* begin Records shown *

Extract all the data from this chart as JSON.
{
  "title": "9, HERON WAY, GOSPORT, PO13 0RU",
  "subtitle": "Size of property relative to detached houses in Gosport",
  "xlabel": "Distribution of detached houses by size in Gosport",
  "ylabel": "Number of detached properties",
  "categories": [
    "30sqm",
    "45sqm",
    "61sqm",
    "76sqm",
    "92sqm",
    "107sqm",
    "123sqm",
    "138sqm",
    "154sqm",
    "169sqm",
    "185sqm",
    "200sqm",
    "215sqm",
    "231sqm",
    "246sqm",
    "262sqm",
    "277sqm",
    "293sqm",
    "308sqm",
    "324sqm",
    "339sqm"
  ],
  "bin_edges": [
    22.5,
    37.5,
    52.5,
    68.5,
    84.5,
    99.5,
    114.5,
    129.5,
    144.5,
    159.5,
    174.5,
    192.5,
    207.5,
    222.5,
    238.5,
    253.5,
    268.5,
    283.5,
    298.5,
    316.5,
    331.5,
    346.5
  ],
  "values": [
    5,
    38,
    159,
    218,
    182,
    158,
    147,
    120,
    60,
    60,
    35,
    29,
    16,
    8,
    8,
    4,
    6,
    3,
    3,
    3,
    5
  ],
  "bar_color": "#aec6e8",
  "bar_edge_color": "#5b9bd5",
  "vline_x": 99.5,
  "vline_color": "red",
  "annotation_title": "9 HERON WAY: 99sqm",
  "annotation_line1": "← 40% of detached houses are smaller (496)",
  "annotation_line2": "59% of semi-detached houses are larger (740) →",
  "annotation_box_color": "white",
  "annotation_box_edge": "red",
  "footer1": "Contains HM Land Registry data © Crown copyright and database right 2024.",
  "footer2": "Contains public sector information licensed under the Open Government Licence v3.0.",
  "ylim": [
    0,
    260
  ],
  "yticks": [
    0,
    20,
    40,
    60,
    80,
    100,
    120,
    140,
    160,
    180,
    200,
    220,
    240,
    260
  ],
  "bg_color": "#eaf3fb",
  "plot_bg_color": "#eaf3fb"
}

* end Records shown *
* begin Records shown *

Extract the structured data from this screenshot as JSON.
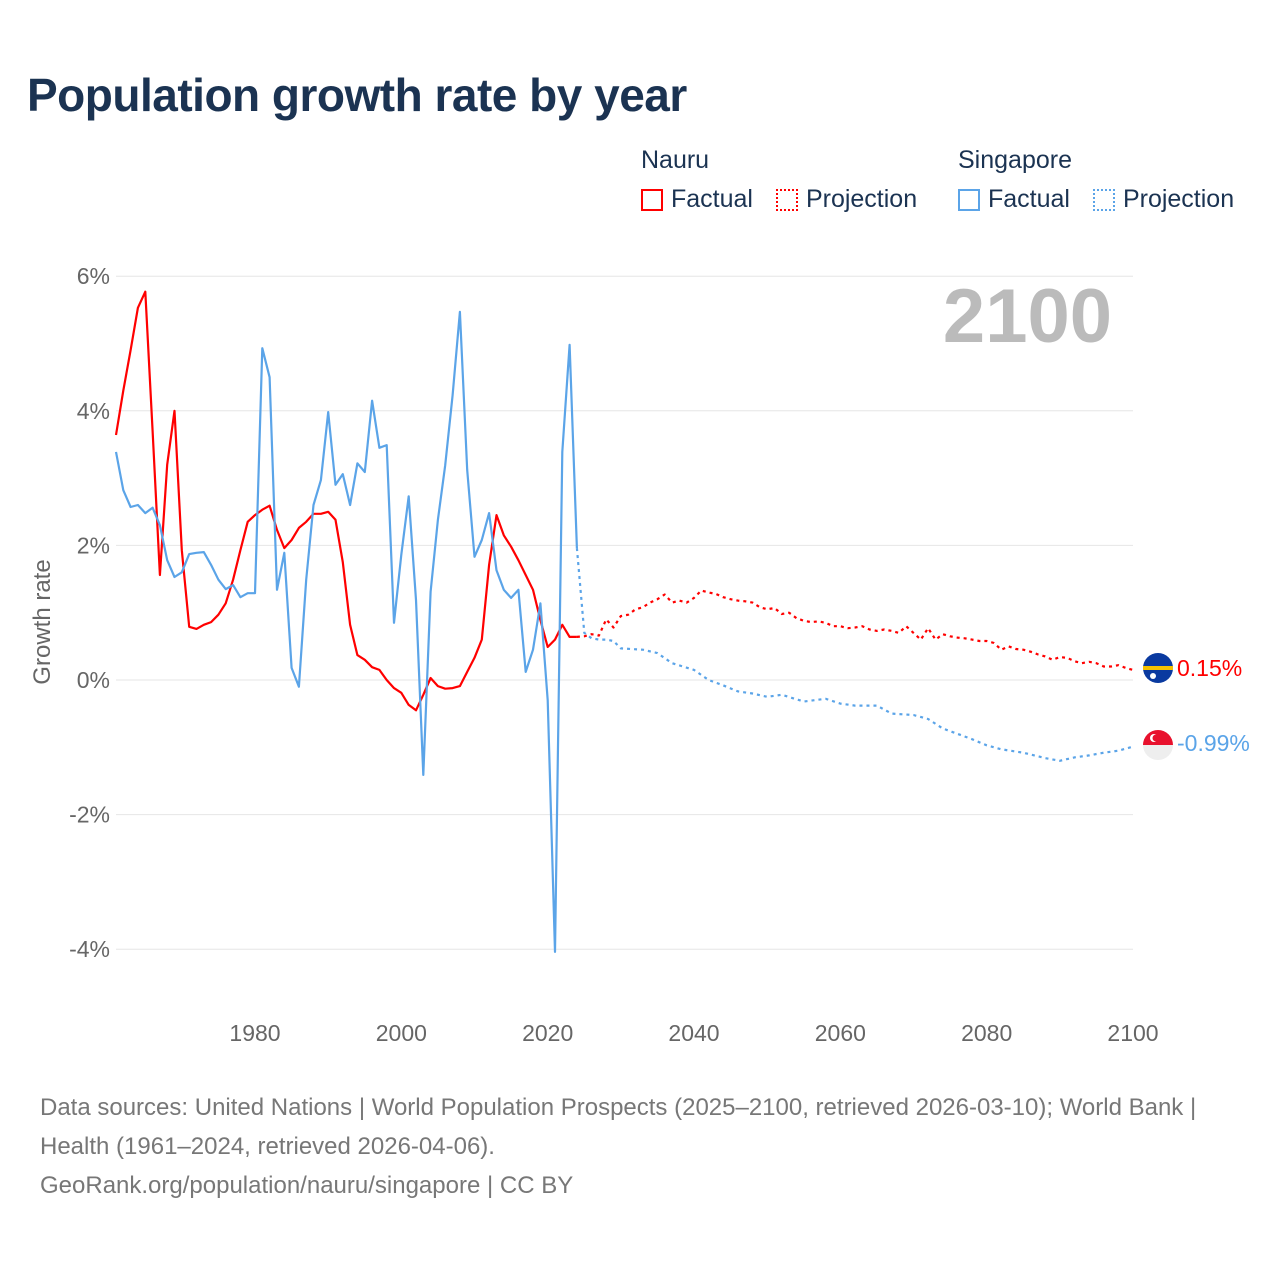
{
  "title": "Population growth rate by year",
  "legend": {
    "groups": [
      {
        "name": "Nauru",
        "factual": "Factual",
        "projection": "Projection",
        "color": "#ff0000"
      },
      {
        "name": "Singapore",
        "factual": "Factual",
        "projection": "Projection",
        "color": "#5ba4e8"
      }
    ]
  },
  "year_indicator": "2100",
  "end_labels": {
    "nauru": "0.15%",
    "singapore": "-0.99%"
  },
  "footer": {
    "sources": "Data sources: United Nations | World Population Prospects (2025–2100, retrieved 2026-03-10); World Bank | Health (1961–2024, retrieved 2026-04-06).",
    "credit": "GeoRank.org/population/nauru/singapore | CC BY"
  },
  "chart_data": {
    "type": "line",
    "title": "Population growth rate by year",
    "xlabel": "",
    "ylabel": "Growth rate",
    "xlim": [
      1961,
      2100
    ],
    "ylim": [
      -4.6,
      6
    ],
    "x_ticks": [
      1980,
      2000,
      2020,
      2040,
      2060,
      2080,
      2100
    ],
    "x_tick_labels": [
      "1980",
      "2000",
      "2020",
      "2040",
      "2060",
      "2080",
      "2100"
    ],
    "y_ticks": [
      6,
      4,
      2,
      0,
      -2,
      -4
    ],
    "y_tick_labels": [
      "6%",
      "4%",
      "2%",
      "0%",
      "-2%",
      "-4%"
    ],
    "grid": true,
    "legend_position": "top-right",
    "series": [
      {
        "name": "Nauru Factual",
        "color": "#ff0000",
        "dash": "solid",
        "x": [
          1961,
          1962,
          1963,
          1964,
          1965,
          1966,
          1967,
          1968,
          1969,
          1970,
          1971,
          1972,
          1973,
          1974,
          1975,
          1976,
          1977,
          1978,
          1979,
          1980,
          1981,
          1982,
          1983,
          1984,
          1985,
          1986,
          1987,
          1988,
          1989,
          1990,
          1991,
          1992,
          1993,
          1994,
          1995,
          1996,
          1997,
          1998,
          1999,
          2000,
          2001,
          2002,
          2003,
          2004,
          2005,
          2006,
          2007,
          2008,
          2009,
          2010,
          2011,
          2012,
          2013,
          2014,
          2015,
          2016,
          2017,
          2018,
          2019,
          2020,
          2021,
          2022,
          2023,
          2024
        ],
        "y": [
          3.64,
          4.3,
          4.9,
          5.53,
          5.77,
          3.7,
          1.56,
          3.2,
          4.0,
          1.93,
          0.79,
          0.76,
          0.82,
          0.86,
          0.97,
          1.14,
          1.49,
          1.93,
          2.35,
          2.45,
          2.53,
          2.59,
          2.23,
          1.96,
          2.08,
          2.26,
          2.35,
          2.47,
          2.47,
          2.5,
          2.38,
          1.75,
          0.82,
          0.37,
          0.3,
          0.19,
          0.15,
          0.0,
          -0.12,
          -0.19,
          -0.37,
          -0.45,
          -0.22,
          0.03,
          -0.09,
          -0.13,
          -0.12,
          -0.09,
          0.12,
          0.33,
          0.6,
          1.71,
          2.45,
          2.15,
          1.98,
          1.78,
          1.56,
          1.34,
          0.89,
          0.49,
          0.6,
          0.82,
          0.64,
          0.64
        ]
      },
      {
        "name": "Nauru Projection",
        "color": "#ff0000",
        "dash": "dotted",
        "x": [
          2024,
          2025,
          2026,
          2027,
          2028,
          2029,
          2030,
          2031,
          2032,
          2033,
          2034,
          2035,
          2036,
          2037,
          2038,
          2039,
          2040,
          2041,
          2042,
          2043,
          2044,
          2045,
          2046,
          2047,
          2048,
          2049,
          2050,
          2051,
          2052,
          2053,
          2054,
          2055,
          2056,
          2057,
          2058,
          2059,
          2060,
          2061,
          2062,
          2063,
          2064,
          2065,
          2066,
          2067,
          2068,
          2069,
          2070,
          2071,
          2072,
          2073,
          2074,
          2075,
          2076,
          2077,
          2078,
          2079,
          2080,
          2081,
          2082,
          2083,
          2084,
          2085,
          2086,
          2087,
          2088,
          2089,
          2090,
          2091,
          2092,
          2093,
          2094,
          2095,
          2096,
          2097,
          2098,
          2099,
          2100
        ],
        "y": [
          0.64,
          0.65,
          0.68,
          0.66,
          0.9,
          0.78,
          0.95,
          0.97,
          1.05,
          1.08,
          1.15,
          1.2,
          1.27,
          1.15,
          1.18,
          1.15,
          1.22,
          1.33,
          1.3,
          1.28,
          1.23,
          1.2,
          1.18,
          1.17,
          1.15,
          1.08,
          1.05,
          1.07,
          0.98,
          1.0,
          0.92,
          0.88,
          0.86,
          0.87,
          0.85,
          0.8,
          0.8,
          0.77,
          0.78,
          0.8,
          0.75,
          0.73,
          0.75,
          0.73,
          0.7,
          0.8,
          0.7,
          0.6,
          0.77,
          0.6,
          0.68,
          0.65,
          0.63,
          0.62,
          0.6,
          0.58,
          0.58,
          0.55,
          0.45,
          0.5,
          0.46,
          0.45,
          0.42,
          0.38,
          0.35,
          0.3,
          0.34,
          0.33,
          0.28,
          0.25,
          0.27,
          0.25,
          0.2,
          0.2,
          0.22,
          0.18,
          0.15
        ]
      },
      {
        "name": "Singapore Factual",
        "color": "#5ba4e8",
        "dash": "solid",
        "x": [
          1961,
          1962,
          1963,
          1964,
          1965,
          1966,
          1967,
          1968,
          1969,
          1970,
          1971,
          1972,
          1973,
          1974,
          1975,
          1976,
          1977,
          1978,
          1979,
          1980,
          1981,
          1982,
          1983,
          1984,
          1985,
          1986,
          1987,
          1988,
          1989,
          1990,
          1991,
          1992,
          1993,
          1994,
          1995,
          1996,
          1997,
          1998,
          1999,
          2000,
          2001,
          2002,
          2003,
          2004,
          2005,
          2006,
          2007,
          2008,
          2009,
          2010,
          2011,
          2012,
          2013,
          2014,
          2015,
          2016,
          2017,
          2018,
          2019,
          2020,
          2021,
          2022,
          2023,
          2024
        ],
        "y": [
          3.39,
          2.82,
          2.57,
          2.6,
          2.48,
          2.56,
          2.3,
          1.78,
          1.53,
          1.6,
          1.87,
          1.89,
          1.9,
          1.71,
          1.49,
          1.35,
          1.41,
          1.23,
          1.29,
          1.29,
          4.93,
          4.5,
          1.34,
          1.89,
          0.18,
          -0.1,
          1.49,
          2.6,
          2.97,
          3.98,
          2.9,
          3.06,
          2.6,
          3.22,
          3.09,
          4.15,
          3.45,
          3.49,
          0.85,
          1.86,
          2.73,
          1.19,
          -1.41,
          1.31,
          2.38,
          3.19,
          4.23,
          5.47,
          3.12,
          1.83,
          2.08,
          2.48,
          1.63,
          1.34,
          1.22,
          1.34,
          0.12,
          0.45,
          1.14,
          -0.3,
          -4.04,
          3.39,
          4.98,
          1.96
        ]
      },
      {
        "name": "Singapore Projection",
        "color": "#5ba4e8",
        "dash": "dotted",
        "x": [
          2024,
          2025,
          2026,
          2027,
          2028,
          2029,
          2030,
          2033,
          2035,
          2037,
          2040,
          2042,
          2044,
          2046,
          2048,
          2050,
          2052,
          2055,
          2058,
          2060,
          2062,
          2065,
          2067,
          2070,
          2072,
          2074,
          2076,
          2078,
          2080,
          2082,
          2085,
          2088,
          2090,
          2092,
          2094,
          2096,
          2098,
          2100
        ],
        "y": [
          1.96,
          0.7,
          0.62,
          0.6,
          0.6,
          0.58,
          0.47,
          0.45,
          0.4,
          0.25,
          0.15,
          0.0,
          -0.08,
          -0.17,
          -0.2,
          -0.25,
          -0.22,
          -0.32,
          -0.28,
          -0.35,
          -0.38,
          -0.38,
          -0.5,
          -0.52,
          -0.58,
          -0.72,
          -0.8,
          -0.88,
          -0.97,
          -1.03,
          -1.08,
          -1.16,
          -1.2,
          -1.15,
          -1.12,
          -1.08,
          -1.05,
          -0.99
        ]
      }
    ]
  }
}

* end Records shown *

■ **Required task**:
Look through the material above. Copy each line where the word "ylabel" appears.

■ **Exercise answer**:
  "ylabel": "Number of detached properties",
    "ylabel": "Growth rate",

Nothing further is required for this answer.